## Start

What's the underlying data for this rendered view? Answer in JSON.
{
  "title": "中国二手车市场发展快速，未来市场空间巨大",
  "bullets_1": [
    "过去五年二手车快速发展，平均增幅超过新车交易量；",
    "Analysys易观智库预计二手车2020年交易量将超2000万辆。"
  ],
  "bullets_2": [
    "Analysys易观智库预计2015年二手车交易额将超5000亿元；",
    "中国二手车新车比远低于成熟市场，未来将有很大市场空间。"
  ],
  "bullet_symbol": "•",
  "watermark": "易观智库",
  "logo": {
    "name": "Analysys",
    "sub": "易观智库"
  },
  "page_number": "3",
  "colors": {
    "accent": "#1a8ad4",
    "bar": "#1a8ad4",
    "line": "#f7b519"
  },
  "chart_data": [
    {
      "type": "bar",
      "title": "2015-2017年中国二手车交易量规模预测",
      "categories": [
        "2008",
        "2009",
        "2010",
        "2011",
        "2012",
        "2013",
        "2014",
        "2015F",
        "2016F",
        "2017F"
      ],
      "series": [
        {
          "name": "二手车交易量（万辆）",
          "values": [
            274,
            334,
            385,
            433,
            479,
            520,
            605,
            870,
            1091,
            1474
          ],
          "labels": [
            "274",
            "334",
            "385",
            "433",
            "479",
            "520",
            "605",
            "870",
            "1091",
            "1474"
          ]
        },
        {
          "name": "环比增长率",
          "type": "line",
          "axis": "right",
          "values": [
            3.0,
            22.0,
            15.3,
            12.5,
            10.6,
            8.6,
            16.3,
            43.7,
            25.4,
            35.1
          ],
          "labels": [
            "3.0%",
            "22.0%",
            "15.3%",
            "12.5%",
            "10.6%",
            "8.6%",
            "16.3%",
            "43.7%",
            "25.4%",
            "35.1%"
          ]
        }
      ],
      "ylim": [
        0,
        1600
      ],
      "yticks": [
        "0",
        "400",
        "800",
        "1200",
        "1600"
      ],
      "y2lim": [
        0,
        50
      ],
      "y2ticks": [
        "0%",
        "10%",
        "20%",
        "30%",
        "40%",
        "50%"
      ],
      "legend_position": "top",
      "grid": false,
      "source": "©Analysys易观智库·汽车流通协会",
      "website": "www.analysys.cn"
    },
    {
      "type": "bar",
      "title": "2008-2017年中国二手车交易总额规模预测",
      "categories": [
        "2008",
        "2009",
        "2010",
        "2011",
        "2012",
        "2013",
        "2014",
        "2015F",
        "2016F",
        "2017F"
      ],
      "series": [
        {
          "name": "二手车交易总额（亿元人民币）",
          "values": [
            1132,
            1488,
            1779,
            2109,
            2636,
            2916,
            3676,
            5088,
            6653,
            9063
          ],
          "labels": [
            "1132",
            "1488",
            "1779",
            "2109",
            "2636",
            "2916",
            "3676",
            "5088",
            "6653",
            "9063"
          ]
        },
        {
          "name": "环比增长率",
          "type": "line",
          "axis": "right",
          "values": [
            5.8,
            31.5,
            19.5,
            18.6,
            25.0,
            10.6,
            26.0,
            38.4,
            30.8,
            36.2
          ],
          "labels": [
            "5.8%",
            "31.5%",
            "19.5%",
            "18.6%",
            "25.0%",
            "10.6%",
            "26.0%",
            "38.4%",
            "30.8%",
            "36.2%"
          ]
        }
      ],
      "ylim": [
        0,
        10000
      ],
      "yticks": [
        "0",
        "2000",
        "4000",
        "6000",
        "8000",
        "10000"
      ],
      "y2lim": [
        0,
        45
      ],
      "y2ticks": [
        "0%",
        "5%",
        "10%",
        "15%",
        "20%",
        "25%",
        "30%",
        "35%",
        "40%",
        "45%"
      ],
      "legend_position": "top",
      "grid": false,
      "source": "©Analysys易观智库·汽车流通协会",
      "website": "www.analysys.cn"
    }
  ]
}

## End

EXERCISE TASK: Please output the entries above, every line exactly as it reads.

RESPONSE TO THE TASK:
What's the underlying data for this rendered view? Answer in JSON.
{
  "title": "中国二手车市场发展快速，未来市场空间巨大",
  "bullets_1": [
    "过去五年二手车快速发展，平均增幅超过新车交易量；",
    "Analysys易观智库预计二手车2020年交易量将超2000万辆。"
  ],
  "bullets_2": [
    "Analysys易观智库预计2015年二手车交易额将超5000亿元；",
    "中国二手车新车比远低于成熟市场，未来将有很大市场空间。"
  ],
  "bullet_symbol": "•",
  "watermark": "易观智库",
  "logo": {
    "name": "Analysys",
    "sub": "易观智库"
  },
  "page_number": "3",
  "colors": {
    "accent": "#1a8ad4",
    "bar": "#1a8ad4",
    "line": "#f7b519"
  },
  "chart_data": [
    {
      "type": "bar",
      "title": "2015-2017年中国二手车交易量规模预测",
      "categories": [
        "2008",
        "2009",
        "2010",
        "2011",
        "2012",
        "2013",
        "2014",
        "2015F",
        "2016F",
        "2017F"
      ],
      "series": [
        {
          "name": "二手车交易量（万辆）",
          "values": [
            274,
            334,
            385,
            433,
            479,
            520,
            605,
            870,
            1091,
            1474
          ],
          "labels": [
            "274",
            "334",
            "385",
            "433",
            "479",
            "520",
            "605",
            "870",
            "1091",
            "1474"
          ]
        },
        {
          "name": "环比增长率",
          "type": "line",
          "axis": "right",
          "values": [
            3.0,
            22.0,
            15.3,
            12.5,
            10.6,
            8.6,
            16.3,
            43.7,
            25.4,
            35.1
          ],
          "labels": [
            "3.0%",
            "22.0%",
            "15.3%",
            "12.5%",
            "10.6%",
            "8.6%",
            "16.3%",
            "43.7%",
            "25.4%",
            "35.1%"
          ]
        }
      ],
      "ylim": [
        0,
        1600
      ],
      "yticks": [
        "0",
        "400",
        "800",
        "1200",
        "1600"
      ],
      "y2lim": [
        0,
        50
      ],
      "y2ticks": [
        "0%",
        "10%",
        "20%",
        "30%",
        "40%",
        "50%"
      ],
      "legend_position": "top",
      "grid": false,
      "source": "©Analysys易观智库·汽车流通协会",
      "website": "www.analysys.cn"
    },
    {
      "type": "bar",
      "title": "2008-2017年中国二手车交易总额规模预测",
      "categories": [
        "2008",
        "2009",
        "2010",
        "2011",
        "2012",
        "2013",
        "2014",
        "2015F",
        "2016F",
        "2017F"
      ],
      "series": [
        {
          "name": "二手车交易总额（亿元人民币）",
          "values": [
            1132,
            1488,
            1779,
            2109,
            2636,
            2916,
            3676,
            5088,
            6653,
            9063
          ],
          "labels": [
            "1132",
            "1488",
            "1779",
            "2109",
            "2636",
            "2916",
            "3676",
            "5088",
            "6653",
            "9063"
          ]
        },
        {
          "name": "环比增长率",
          "type": "line",
          "axis": "right",
          "values": [
            5.8,
            31.5,
            19.5,
            18.6,
            25.0,
            10.6,
            26.0,
            38.4,
            30.8,
            36.2
          ],
          "labels": [
            "5.8%",
            "31.5%",
            "19.5%",
            "18.6%",
            "25.0%",
            "10.6%",
            "26.0%",
            "38.4%",
            "30.8%",
            "36.2%"
          ]
        }
      ],
      "ylim": [
        0,
        10000
      ],
      "yticks": [
        "0",
        "2000",
        "4000",
        "6000",
        "8000",
        "10000"
      ],
      "y2lim": [
        0,
        45
      ],
      "y2ticks": [
        "0%",
        "5%",
        "10%",
        "15%",
        "20%",
        "25%",
        "30%",
        "35%",
        "40%",
        "45%"
      ],
      "legend_position": "top",
      "grid": false,
      "source": "©Analysys易观智库·汽车流通协会",
      "website": "www.analysys.cn"
    }
  ]
}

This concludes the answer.